* _RECORDS SHOWN_
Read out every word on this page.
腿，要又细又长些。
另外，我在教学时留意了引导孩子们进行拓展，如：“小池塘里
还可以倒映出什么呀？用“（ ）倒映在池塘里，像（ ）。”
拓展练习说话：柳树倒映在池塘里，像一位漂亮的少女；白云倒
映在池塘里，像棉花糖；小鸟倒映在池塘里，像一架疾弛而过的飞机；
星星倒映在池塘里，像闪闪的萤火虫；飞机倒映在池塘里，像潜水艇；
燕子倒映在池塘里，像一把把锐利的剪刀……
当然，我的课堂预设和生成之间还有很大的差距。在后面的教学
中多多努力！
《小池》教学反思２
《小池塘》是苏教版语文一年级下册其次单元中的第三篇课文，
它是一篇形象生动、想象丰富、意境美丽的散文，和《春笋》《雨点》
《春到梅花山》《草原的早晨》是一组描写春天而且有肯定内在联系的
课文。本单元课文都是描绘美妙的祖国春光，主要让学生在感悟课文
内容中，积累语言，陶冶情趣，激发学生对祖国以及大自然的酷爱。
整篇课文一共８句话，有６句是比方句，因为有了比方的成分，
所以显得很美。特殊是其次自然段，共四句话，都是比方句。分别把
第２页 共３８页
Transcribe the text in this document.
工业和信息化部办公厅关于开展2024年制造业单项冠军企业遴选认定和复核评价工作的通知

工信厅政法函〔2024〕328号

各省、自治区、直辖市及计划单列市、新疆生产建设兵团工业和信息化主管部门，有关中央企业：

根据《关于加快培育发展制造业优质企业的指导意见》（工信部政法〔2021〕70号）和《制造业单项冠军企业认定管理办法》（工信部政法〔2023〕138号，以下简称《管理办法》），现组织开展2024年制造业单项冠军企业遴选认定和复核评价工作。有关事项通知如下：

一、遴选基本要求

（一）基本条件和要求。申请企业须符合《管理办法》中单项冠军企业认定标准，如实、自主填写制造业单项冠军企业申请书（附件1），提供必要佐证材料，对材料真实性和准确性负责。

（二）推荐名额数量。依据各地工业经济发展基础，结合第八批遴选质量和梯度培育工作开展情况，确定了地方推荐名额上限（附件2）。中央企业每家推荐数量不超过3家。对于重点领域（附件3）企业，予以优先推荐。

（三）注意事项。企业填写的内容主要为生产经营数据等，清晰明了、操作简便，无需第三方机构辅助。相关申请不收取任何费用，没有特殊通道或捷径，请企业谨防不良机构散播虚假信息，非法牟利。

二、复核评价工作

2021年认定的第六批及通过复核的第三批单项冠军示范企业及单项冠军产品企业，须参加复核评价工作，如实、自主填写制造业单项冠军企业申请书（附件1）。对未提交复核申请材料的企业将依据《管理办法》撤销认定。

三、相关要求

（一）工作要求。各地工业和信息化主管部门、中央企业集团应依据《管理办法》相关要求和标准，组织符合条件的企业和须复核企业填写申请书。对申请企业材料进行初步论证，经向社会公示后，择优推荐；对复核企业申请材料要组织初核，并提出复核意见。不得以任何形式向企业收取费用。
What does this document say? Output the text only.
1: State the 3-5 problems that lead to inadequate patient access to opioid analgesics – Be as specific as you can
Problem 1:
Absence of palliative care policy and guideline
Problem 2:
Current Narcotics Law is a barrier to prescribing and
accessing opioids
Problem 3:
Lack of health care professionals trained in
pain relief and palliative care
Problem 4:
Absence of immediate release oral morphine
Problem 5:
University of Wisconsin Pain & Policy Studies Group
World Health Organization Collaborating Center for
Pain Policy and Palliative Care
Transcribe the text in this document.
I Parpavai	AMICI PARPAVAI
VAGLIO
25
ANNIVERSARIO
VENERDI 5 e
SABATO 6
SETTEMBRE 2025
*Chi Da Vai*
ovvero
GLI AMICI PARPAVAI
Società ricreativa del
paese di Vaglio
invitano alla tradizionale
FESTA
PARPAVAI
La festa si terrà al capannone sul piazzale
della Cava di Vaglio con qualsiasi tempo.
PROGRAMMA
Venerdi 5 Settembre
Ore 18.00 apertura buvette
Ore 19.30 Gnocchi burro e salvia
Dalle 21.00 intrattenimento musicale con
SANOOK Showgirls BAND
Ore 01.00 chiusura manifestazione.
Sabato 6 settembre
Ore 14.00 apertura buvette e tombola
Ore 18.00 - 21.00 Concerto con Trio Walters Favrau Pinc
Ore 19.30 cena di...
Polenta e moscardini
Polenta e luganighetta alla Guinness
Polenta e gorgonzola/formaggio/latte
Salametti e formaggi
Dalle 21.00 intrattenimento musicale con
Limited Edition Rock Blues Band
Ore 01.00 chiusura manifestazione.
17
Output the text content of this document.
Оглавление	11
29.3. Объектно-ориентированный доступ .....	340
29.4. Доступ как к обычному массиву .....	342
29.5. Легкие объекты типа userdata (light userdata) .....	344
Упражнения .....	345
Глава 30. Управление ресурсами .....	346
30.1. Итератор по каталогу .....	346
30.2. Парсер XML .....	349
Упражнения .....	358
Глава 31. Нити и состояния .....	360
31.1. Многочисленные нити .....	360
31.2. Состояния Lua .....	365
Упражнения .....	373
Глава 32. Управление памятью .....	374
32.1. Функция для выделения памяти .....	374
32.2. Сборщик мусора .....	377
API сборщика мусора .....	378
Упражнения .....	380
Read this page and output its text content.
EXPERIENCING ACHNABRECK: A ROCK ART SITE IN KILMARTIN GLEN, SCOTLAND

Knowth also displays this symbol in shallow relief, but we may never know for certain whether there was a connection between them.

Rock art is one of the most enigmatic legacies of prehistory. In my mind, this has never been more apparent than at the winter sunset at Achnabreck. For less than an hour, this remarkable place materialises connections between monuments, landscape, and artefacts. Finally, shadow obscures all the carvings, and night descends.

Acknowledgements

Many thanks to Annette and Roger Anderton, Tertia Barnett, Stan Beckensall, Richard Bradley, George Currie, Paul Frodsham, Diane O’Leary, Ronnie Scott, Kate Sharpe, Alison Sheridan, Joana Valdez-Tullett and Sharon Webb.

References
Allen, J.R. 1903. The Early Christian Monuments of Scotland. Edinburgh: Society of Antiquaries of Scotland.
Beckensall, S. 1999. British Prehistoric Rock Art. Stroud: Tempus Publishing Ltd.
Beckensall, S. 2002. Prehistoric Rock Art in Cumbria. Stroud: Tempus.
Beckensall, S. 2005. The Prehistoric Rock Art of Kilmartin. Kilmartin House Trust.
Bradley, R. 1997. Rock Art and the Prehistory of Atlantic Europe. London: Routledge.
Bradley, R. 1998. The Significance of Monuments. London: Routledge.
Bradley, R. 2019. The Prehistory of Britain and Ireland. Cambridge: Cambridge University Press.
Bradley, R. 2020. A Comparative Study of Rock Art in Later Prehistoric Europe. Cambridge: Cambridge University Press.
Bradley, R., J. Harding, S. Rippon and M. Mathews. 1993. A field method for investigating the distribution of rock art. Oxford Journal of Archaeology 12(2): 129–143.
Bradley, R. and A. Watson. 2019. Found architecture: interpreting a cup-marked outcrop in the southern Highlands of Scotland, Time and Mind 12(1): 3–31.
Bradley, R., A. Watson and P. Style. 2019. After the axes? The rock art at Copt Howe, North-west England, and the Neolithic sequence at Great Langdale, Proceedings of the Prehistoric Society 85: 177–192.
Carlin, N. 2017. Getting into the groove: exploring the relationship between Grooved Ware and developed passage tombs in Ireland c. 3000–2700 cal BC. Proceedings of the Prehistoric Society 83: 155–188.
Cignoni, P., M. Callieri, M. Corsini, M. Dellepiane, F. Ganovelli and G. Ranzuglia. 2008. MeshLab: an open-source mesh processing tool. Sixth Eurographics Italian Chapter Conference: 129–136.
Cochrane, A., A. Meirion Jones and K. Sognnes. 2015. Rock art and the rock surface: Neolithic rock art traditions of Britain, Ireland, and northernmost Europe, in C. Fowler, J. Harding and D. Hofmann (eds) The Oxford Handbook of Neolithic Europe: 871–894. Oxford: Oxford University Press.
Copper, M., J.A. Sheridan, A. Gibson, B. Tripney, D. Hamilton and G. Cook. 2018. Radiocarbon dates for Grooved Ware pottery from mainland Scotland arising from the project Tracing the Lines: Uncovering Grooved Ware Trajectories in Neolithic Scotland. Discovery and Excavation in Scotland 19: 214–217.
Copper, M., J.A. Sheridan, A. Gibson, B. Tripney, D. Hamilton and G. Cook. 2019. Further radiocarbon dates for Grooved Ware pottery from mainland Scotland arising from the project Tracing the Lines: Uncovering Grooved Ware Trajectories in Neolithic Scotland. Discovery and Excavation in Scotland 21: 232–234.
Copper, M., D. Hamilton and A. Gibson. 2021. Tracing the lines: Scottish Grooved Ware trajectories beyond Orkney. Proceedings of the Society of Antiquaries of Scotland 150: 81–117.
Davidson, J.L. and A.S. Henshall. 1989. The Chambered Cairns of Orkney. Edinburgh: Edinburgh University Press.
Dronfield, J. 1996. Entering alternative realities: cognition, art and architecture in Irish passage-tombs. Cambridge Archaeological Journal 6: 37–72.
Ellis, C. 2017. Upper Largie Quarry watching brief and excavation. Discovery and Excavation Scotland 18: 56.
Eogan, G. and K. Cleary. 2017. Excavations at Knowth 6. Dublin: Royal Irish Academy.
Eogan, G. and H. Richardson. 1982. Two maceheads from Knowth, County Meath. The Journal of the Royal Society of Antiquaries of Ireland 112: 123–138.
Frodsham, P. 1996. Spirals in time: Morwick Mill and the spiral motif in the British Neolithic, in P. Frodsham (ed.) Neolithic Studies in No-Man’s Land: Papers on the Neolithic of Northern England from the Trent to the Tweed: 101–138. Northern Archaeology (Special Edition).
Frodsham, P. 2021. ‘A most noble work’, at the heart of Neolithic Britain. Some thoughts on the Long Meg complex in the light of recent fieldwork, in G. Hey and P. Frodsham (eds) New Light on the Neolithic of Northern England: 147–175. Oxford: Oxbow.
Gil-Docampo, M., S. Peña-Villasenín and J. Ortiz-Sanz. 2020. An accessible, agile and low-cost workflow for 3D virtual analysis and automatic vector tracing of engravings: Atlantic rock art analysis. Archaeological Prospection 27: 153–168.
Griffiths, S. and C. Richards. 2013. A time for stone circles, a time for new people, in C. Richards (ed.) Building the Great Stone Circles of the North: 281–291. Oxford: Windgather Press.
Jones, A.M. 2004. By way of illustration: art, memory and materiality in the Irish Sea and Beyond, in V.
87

* _TASK STATEMENT_
Using the listing above, return all lines where the word "Antiquaries" occurs.

* _FULL SOLUTION_
Allen, J.R. 1903. The Early Christian Monuments of Scotland. Edinburgh: Society of Antiquaries of Scotland.
Copper, M., D. Hamilton and A. Gibson. 2021. Tracing the lines: Scottish Grooved Ware trajectories beyond Orkney. Proceedings of the Society of Antiquaries of Scotland 150: 81–117.
Eogan, G. and H. Richardson. 1982. Two maceheads from Knowth, County Meath. The Journal of the Royal Society of Antiquaries of Ireland 112: 123–138.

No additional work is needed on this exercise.